YOUR OBJECTIVE — Pictures aside, repeat every entry exactly.

[Dataset entries]

- - - - -

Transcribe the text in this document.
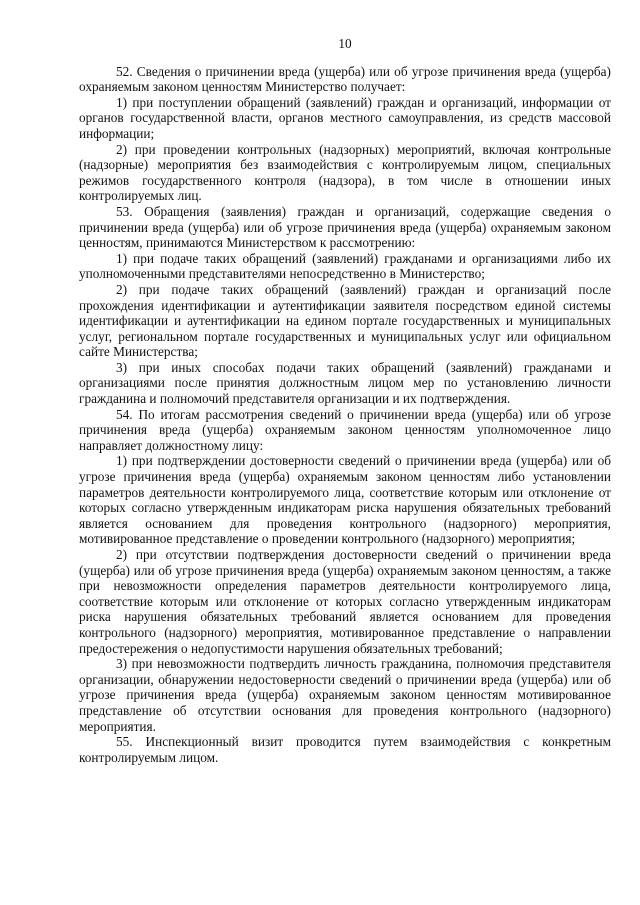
10

52. Сведения о причинении вреда (ущерба) или об угрозе причинения вреда (ущерба) охраняемым законом ценностям Министерство получает:

1) при поступлении обращений (заявлений) граждан и организаций, информации от органов государственной власти, органов местного самоуправления, из средств массовой информации;

2) при проведении контрольных (надзорных) мероприятий, включая контрольные (надзорные) мероприятия без взаимодействия с контролируемым лицом, специальных режимов государственного контроля (надзора), в том числе в отношении иных контролируемых лиц.

53. Обращения (заявления) граждан и организаций, содержащие сведения о причинении вреда (ущерба) или об угрозе причинения вреда (ущерба) охраняемым законом ценностям, принимаются Министерством к рассмотрению:

1) при подаче таких обращений (заявлений) гражданами и организациями либо их уполномоченными представителями непосредственно в Министерство;

2) при подаче таких обращений (заявлений) граждан и организаций после прохождения идентификации и аутентификации заявителя посредством единой системы идентификации и аутентификации на едином портале государственных и муниципальных услуг, региональном портале государственных и муниципальных услуг или официальном сайте Министерства;

3) при иных способах подачи таких обращений (заявлений) гражданами и организациями после принятия должностным лицом мер по установлению личности гражданина и полномочий представителя организации и их подтверждения.

54. По итогам рассмотрения сведений о причинении вреда (ущерба) или об угрозе причинения вреда (ущерба) охраняемым законом ценностям уполномоченное лицо направляет должностному лицу:

1) при подтверждении достоверности сведений о причинении вреда (ущерба) или об угрозе причинения вреда (ущерба) охраняемым законом ценностям либо установлении параметров деятельности контролируемого лица, соответствие которым или отклонение от которых согласно утвержденным индикаторам риска нарушения обязательных требований является основанием для проведения контрольного (надзорного) мероприятия, мотивированное представление о проведении контрольного (надзорного) мероприятия;

2) при отсутствии подтверждения достоверности сведений о причинении вреда (ущерба) или об угрозе причинения вреда (ущерба) охраняемым законом ценностям, а также при невозможности определения параметров деятельности контролируемого лица, соответствие которым или отклонение от которых согласно утвержденным индикаторам риска нарушения обязательных требований является основанием для проведения контрольного (надзорного) мероприятия, мотивированное представление о направлении предостережения о недопустимости нарушения обязательных требований;

3) при невозможности подтвердить личность гражданина, полномочия представителя организации, обнаружении недостоверности сведений о причинении вреда (ущерба) или об угрозе причинения вреда (ущерба) охраняемым законом ценностям мотивированное представление об отсутствии основания для проведения контрольного (надзорного) мероприятия.

55. Инспекционный визит проводится путем взаимодействия с конкретным контролируемым лицом.
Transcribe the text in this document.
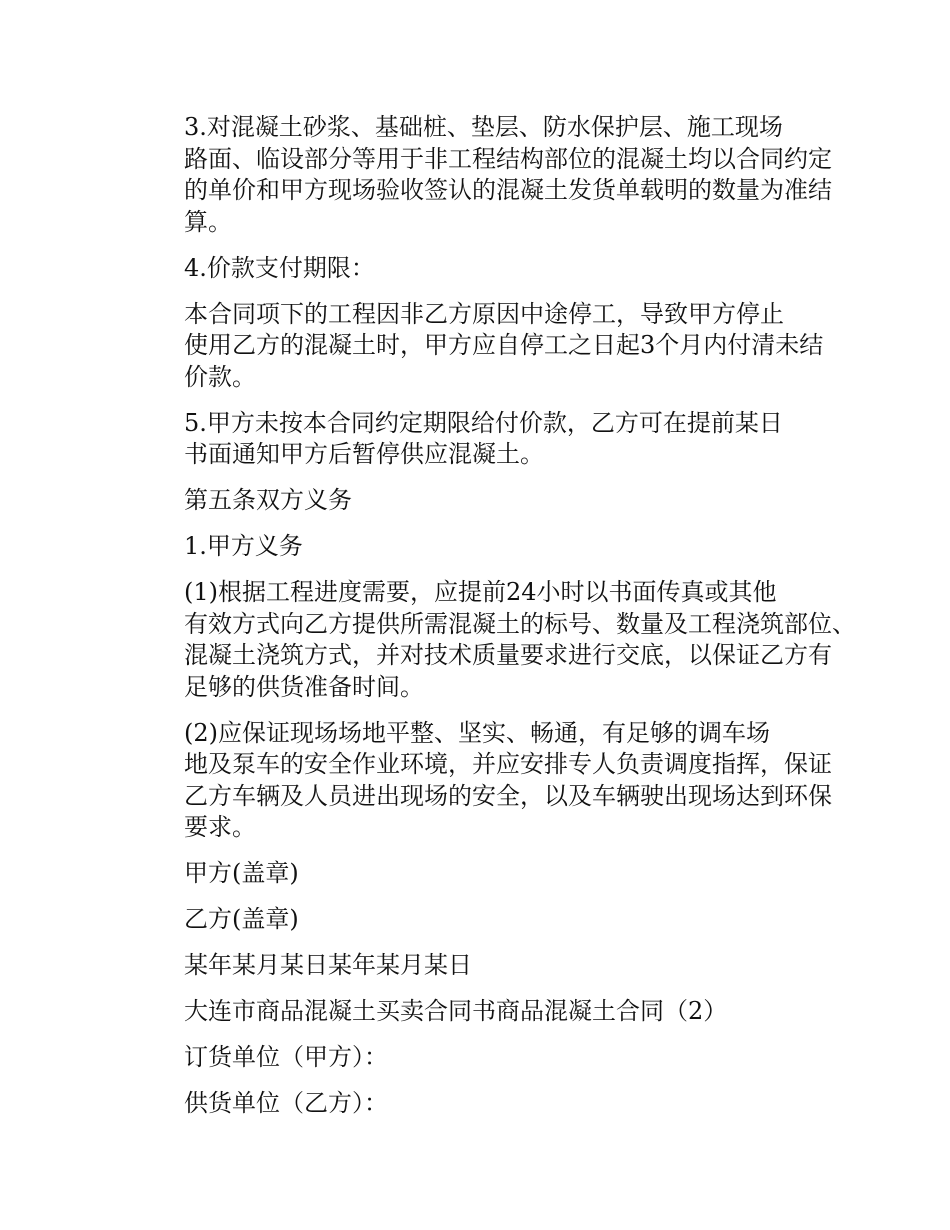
3.对混凝土砂浆、基础桩、垫层、防水保护层、施工现场
路面、临设部分等用于非工程结构部位的混凝土均以合同约定
的单价和甲方现场验收签认的混凝土发货单载明的数量为准结
算。

4.价款支付期限：

本合同项下的工程因非乙方原因中途停工，导致甲方停止
使用乙方的混凝土时，甲方应自停工之日起3个月内付清未结
价款。

5.甲方未按本合同约定期限给付价款，乙方可在提前某日
书面通知甲方后暂停供应混凝土。

第五条双方义务

1.甲方义务

(1)根据工程进度需要，应提前24小时以书面传真或其他
有效方式向乙方提供所需混凝土的标号、数量及工程浇筑部位、
混凝土浇筑方式，并对技术质量要求进行交底，以保证乙方有
足够的供货准备时间。

(2)应保证现场场地平整、坚实、畅通，有足够的调车场
地及泵车的安全作业环境，并应安排专人负责调度指挥，保证
乙方车辆及人员进出现场的安全，以及车辆驶出现场达到环保
要求。

甲方(盖章)

乙方(盖章)

某年某月某日某年某月某日

大连市商品混凝土买卖合同书商品混凝土合同（2）

订货单位（甲方）：

供货单位（乙方）：
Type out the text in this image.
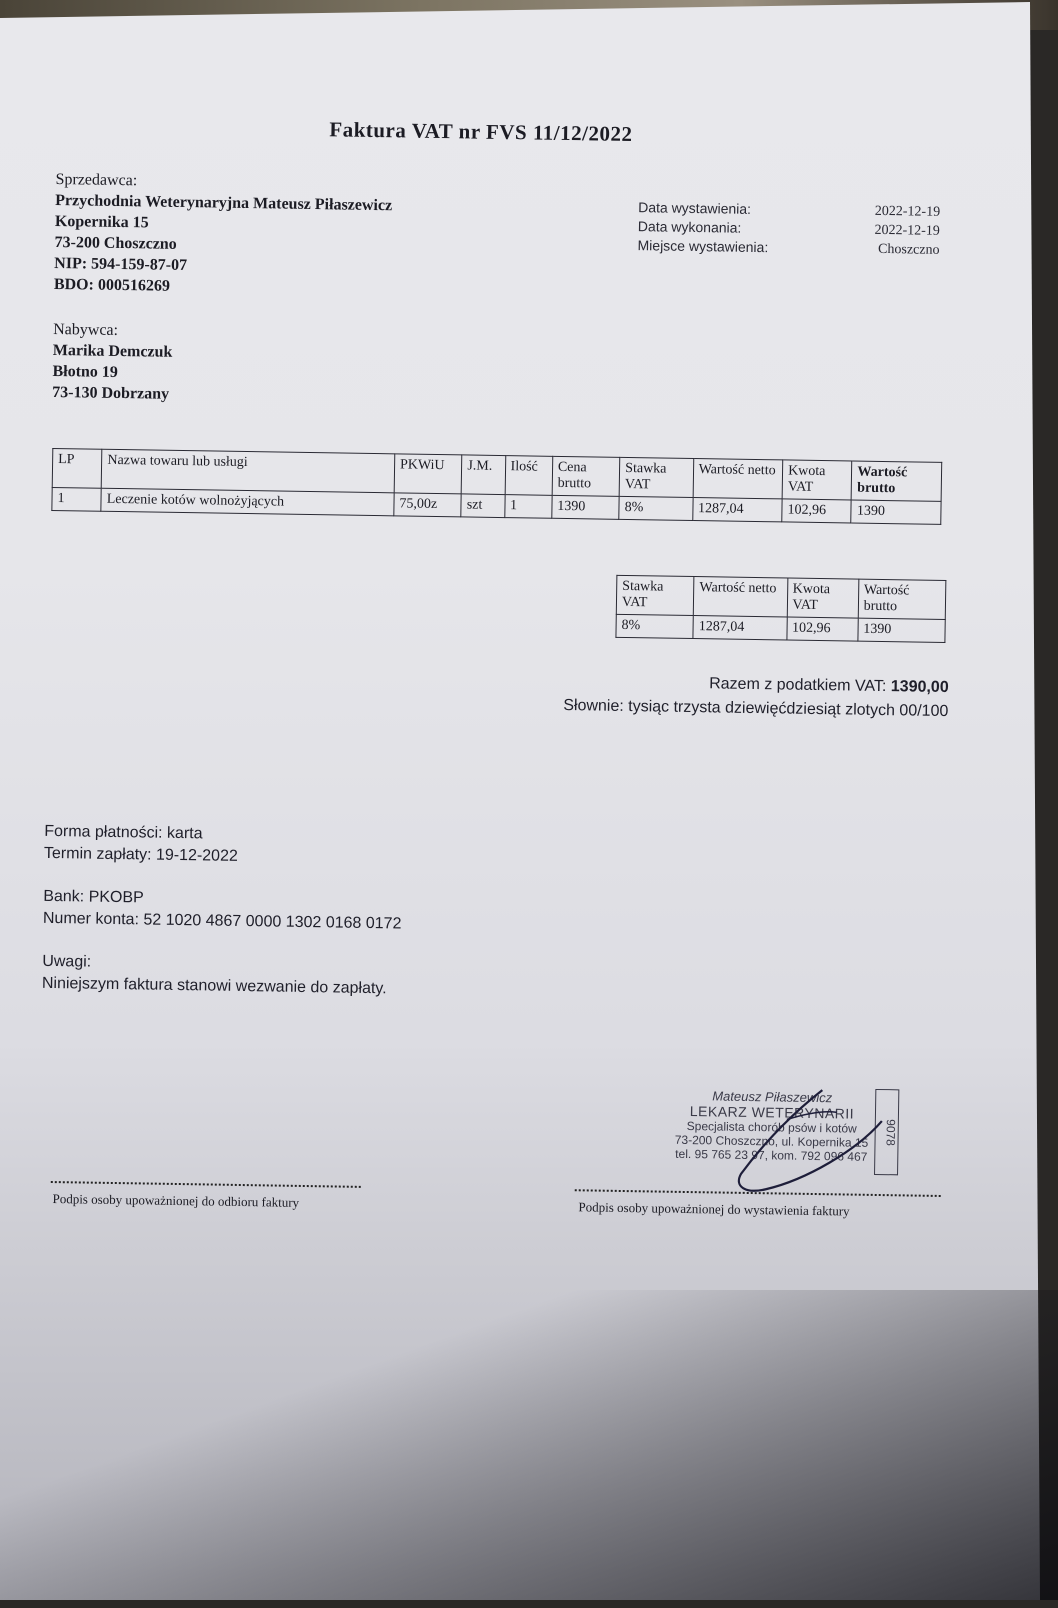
Faktura VAT nr FVS 11/12/2022
Sprzedawca:
Przychodnia Weterynaryjna Mateusz Piłaszewicz
Kopernika 15
73-200 Choszczno
NIP: 594-159-87-07
BDO: 000516269
Data wystawienia:	2022-12-19
Data wykonania:	2022-12-19
Miejsce wystawienia:	Choszczno
Nabywca:
Marika Demczuk
Błotno 19
73-130 Dobrzany
LP	Nazwa towaru lub usługi	PKWiU	J.M.	Ilość	Cena brutto	Stawka VAT	Wartość netto	Kwota VAT	Wartość brutto
1	Leczenie kotów wolnożyjących	75,00z	szt	1	1390	8%	1287,04	102,96	1390
Stawka VAT	Wartość netto	Kwota VAT	Wartość brutto
8%	1287,04	102,96	1390
Razem z podatkiem VAT: 1390,00
Słownie: tysiąc trzysta dziewięćdziesiąt zlotych 00/100
Forma płatności: karta
Termin zapłaty: 19-12-2022
Bank: PKOBP
Numer konta: 52 1020 4867 0000 1302 0168 0172
Uwagi:
Niniejszym faktura stanowi wezwanie do zapłaty.
Mateusz Piłaszewicz
LEKARZ WETERYNARII
Specjalista chorób psów i kotów
73-200 Choszczno, ul. Kopernika 15
tel. 95 765 23 97, kom. 792 096 467
9078
Podpis osoby upoważnionej do odbioru faktury	Podpis osoby upoważnionej do wystawienia faktury
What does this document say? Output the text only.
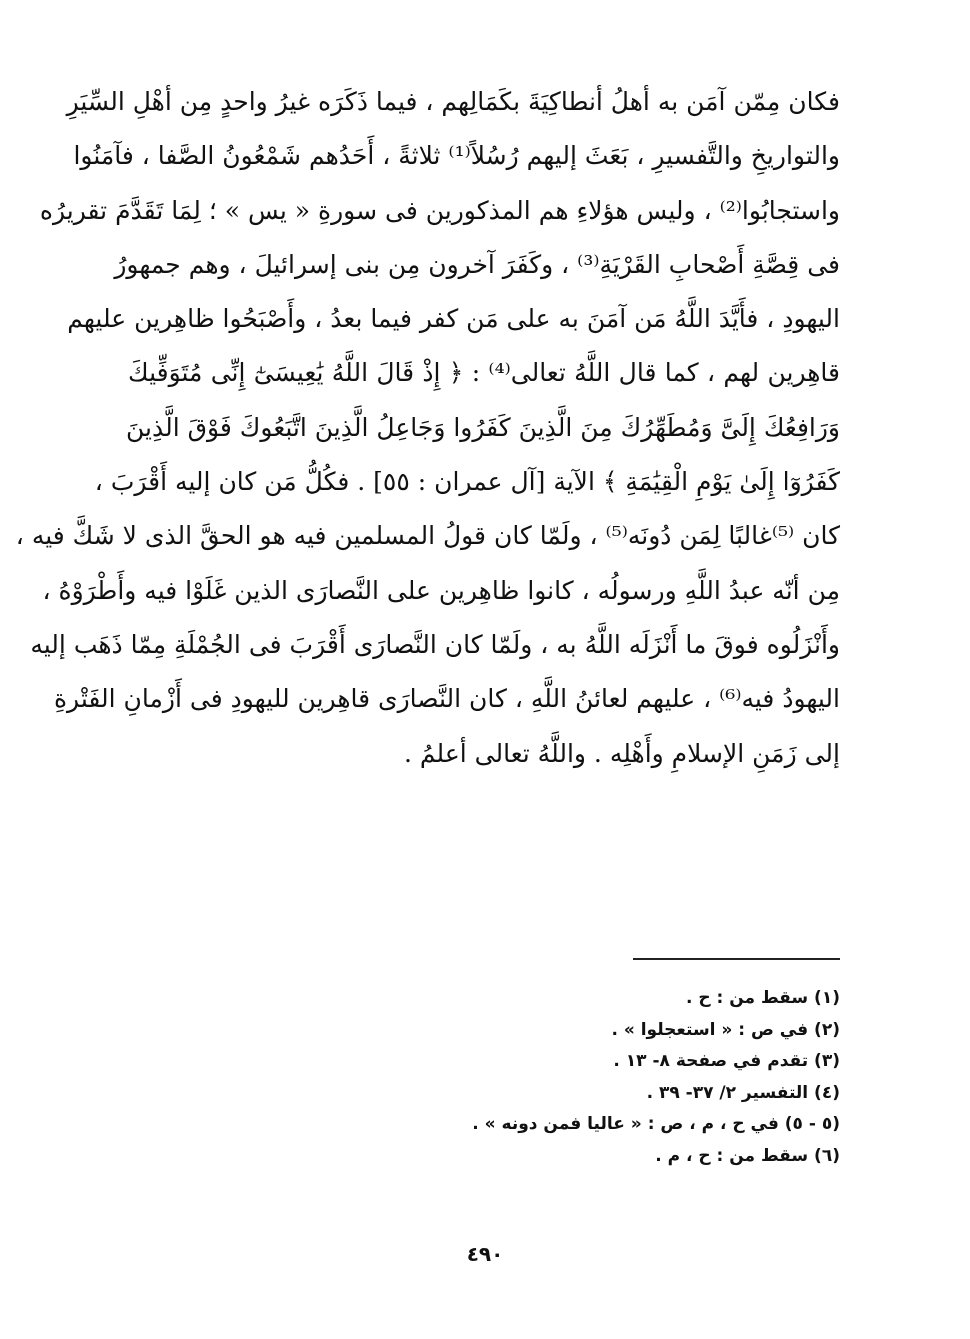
فكان مِمّن آمَن به أهلُ أنطاكِيَةَ بكَمَالِهم ، فيما ذَكَرَه غيرُ واحدٍ مِن أهْلِ السِّيَرِ
والتواريخِ والتَّفسيرِ ، بَعَثَ إليهم رُسُلاً⁽¹⁾ ثلاثةً ، أَحَدُهم شَمْعُونُ الصَّفا ، فآمَنُوا
واستجابُوا⁽²⁾ ، وليس هؤلاءِ هم المذكورين فى سورةِ « يس » ؛ لِمَا تَقَدَّمَ تقريرُه
فى قِصَّةِ أَصْحابِ القَرْيَةِ⁽³⁾ ، وكَفَرَ آخرون مِن بنى إسرائيلَ ، وهم جمهورُ
اليهودِ ، فأَيَّدَ اللَّهُ مَن آمَنَ به على مَن كفر فيما بعدُ ، وأَصْبَحُوا ظاهِرين عليهم
قاهِرين لهم ، كما قال اللَّهُ تعالى⁽⁴⁾ : ﴿ إِذْ قَالَ اللَّهُ يَٰعِيسَىٰٓ إِنِّى مُتَوَفِّيكَ
وَرَافِعُكَ إِلَىَّ وَمُطَهِّرُكَ مِنَ الَّذِينَ كَفَرُوا وَجَاعِلُ الَّذِينَ اتَّبَعُوكَ فَوْقَ الَّذِينَ
كَفَرُوٓا إِلَىٰ يَوْمِ الْقِيَٰمَةِ ﴾ الآية [آل عمران : ٥٥] . فكُلُّ مَن كان إليه أَقْرَبَ ،
كان ⁽⁵⁾غالبًا لِمَن دُونَه⁽⁵⁾ ، ولَمّا كان قولُ المسلمين فيه هو الحقَّ الذى لا شَكَّ فيه ،
مِن أنّه عبدُ اللَّهِ ورسولُه ، كانوا ظاهِرين على النَّصارَى الذين غَلَوْا فيه وأَطْرَوْهُ ،
وأَنْزَلُوه فوقَ ما أَنْزَلَه اللَّهُ به ، ولَمّا كان النَّصارَى أَقْرَبَ فى الجُمْلَةِ مِمّا ذَهَب إليه
اليهودُ فيه⁽⁶⁾ ، عليهم لعائنُ اللَّهِ ، كان النَّصارَى قاهِرين لليهودِ فى أَزْمانِ الفَتْرةِ
إلى زَمَنِ الإسلامِ وأَهْلِه . واللَّهُ تعالى أعلمُ .
(١) سقط من : ح .
(٢) في ص : « استعجلوا » .
(٣) تقدم في صفحة ٨- ١٣ .
(٤) التفسير ٢/ ٣٧- ٣٩ .
(٥ - ٥) في ح ، م ، ص : « عاليا فمن دونه » .
(٦) سقط من : ح ، م .
٤٩٠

- - - - -

EXERCISE RESPONSE —
Transcribe the text in this document.
10

52. Сведения о причинении вреда (ущерба) или об угрозе причинения вреда (ущерба) охраняемым законом ценностям Министерство получает:

1) при поступлении обращений (заявлений) граждан и организаций, информации от органов государственной власти, органов местного самоуправления, из средств массовой информации;

2) при проведении контрольных (надзорных) мероприятий, включая контрольные (надзорные) мероприятия без взаимодействия с контролируемым лицом, специальных режимов государственного контроля (надзора), в том числе в отношении иных контролируемых лиц.

53. Обращения (заявления) граждан и организаций, содержащие сведения о причинении вреда (ущерба) или об угрозе причинения вреда (ущерба) охраняемым законом ценностям, принимаются Министерством к рассмотрению:

1) при подаче таких обращений (заявлений) гражданами и организациями либо их уполномоченными представителями непосредственно в Министерство;

2) при подаче таких обращений (заявлений) граждан и организаций после прохождения идентификации и аутентификации заявителя посредством единой системы идентификации и аутентификации на едином портале государственных и муниципальных услуг, региональном портале государственных и муниципальных услуг или официальном сайте Министерства;

3) при иных способах подачи таких обращений (заявлений) гражданами и организациями после принятия должностным лицом мер по установлению личности гражданина и полномочий представителя организации и их подтверждения.

54. По итогам рассмотрения сведений о причинении вреда (ущерба) или об угрозе причинения вреда (ущерба) охраняемым законом ценностям уполномоченное лицо направляет должностному лицу:

1) при подтверждении достоверности сведений о причинении вреда (ущерба) или об угрозе причинения вреда (ущерба) охраняемым законом ценностям либо установлении параметров деятельности контролируемого лица, соответствие которым или отклонение от которых согласно утвержденным индикаторам риска нарушения обязательных требований является основанием для проведения контрольного (надзорного) мероприятия, мотивированное представление о проведении контрольного (надзорного) мероприятия;

2) при отсутствии подтверждения достоверности сведений о причинении вреда (ущерба) или об угрозе причинения вреда (ущерба) охраняемым законом ценностям, а также при невозможности определения параметров деятельности контролируемого лица, соответствие которым или отклонение от которых согласно утвержденным индикаторам риска нарушения обязательных требований является основанием для проведения контрольного (надзорного) мероприятия, мотивированное представление о направлении предостережения о недопустимости нарушения обязательных требований;

3) при невозможности подтвердить личность гражданина, полномочия представителя организации, обнаружении недостоверности сведений о причинении вреда (ущерба) или об угрозе причинения вреда (ущерба) охраняемым законом ценностям мотивированное представление об отсутствии основания для проведения контрольного (надзорного) мероприятия.

55. Инспекционный визит проводится путем взаимодействия с конкретным контролируемым лицом.
Transcribe the text in this document.
3.对混凝土砂浆、基础桩、垫层、防水保护层、施工现场
路面、临设部分等用于非工程结构部位的混凝土均以合同约定
的单价和甲方现场验收签认的混凝土发货单载明的数量为准结
算。

4.价款支付期限：

本合同项下的工程因非乙方原因中途停工，导致甲方停止
使用乙方的混凝土时，甲方应自停工之日起3个月内付清未结
价款。

5.甲方未按本合同约定期限给付价款，乙方可在提前某日
书面通知甲方后暂停供应混凝土。

第五条双方义务

1.甲方义务

(1)根据工程进度需要，应提前24小时以书面传真或其他
有效方式向乙方提供所需混凝土的标号、数量及工程浇筑部位、
混凝土浇筑方式，并对技术质量要求进行交底，以保证乙方有
足够的供货准备时间。

(2)应保证现场场地平整、坚实、畅通，有足够的调车场
地及泵车的安全作业环境，并应安排专人负责调度指挥，保证
乙方车辆及人员进出现场的安全，以及车辆驶出现场达到环保
要求。

甲方(盖章)

乙方(盖章)

某年某月某日某年某月某日

大连市商品混凝土买卖合同书商品混凝土合同（2）

订货单位（甲方）：

供货单位（乙方）：
Type out the text in this image.
Faktura VAT nr FVS 11/12/2022
Sprzedawca:
Przychodnia Weterynaryjna Mateusz Piłaszewicz
Kopernika 15
73-200 Choszczno
NIP: 594-159-87-07
BDO: 000516269
Data wystawienia:	2022-12-19
Data wykonania:	2022-12-19
Miejsce wystawienia:	Choszczno
Nabywca:
Marika Demczuk
Błotno 19
73-130 Dobrzany
LP	Nazwa towaru lub usługi	PKWiU	J.M.	Ilość	Cena brutto	Stawka VAT	Wartość netto	Kwota VAT	Wartość brutto
1	Leczenie kotów wolnożyjących	75,00z	szt	1	1390	8%	1287,04	102,96	1390
Stawka VAT	Wartość netto	Kwota VAT	Wartość brutto
8%	1287,04	102,96	1390
Razem z podatkiem VAT: 1390,00
Słownie: tysiąc trzysta dziewięćdziesiąt zlotych 00/100
Forma płatności: karta
Termin zapłaty: 19-12-2022
Bank: PKOBP
Numer konta: 52 1020 4867 0000 1302 0168 0172
Uwagi:
Niniejszym faktura stanowi wezwanie do zapłaty.
Mateusz Piłaszewicz
LEKARZ WETERYNARII
Specjalista chorób psów i kotów
73-200 Choszczno, ul. Kopernika 15
tel. 95 765 23 97, kom. 792 096 467
9078
Podpis osoby upoważnionej do odbioru faktury	Podpis osoby upoważnionej do wystawienia faktury
What does this document say? Output the text only.
فكان مِمّن آمَن به أهلُ أنطاكِيَةَ بكَمَالِهم ، فيما ذَكَرَه غيرُ واحدٍ مِن أهْلِ السِّيَرِ
والتواريخِ والتَّفسيرِ ، بَعَثَ إليهم رُسُلاً⁽¹⁾ ثلاثةً ، أَحَدُهم شَمْعُونُ الصَّفا ، فآمَنُوا
واستجابُوا⁽²⁾ ، وليس هؤلاءِ هم المذكورين فى سورةِ « يس » ؛ لِمَا تَقَدَّمَ تقريرُه
فى قِصَّةِ أَصْحابِ القَرْيَةِ⁽³⁾ ، وكَفَرَ آخرون مِن بنى إسرائيلَ ، وهم جمهورُ
اليهودِ ، فأَيَّدَ اللَّهُ مَن آمَنَ به على مَن كفر فيما بعدُ ، وأَصْبَحُوا ظاهِرين عليهم
قاهِرين لهم ، كما قال اللَّهُ تعالى⁽⁴⁾ : ﴿ إِذْ قَالَ اللَّهُ يَٰعِيسَىٰٓ إِنِّى مُتَوَفِّيكَ
وَرَافِعُكَ إِلَىَّ وَمُطَهِّرُكَ مِنَ الَّذِينَ كَفَرُوا وَجَاعِلُ الَّذِينَ اتَّبَعُوكَ فَوْقَ الَّذِينَ
كَفَرُوٓا إِلَىٰ يَوْمِ الْقِيَٰمَةِ ﴾ الآية [آل عمران : ٥٥] . فكُلُّ مَن كان إليه أَقْرَبَ ،
كان ⁽⁵⁾غالبًا لِمَن دُونَه⁽⁵⁾ ، ولَمّا كان قولُ المسلمين فيه هو الحقَّ الذى لا شَكَّ فيه ،
مِن أنّه عبدُ اللَّهِ ورسولُه ، كانوا ظاهِرين على النَّصارَى الذين غَلَوْا فيه وأَطْرَوْهُ ،
وأَنْزَلُوه فوقَ ما أَنْزَلَه اللَّهُ به ، ولَمّا كان النَّصارَى أَقْرَبَ فى الجُمْلَةِ مِمّا ذَهَب إليه
اليهودُ فيه⁽⁶⁾ ، عليهم لعائنُ اللَّهِ ، كان النَّصارَى قاهِرين لليهودِ فى أَزْمانِ الفَتْرةِ
إلى زَمَنِ الإسلامِ وأَهْلِه . واللَّهُ تعالى أعلمُ .
(١) سقط من : ح .
(٢) في ص : « استعجلوا » .
(٣) تقدم في صفحة ٨- ١٣ .
(٤) التفسير ٢/ ٣٧- ٣٩ .
(٥ - ٥) في ح ، م ، ص : « عاليا فمن دونه » .
(٦) سقط من : ح ، م .
٤٩٠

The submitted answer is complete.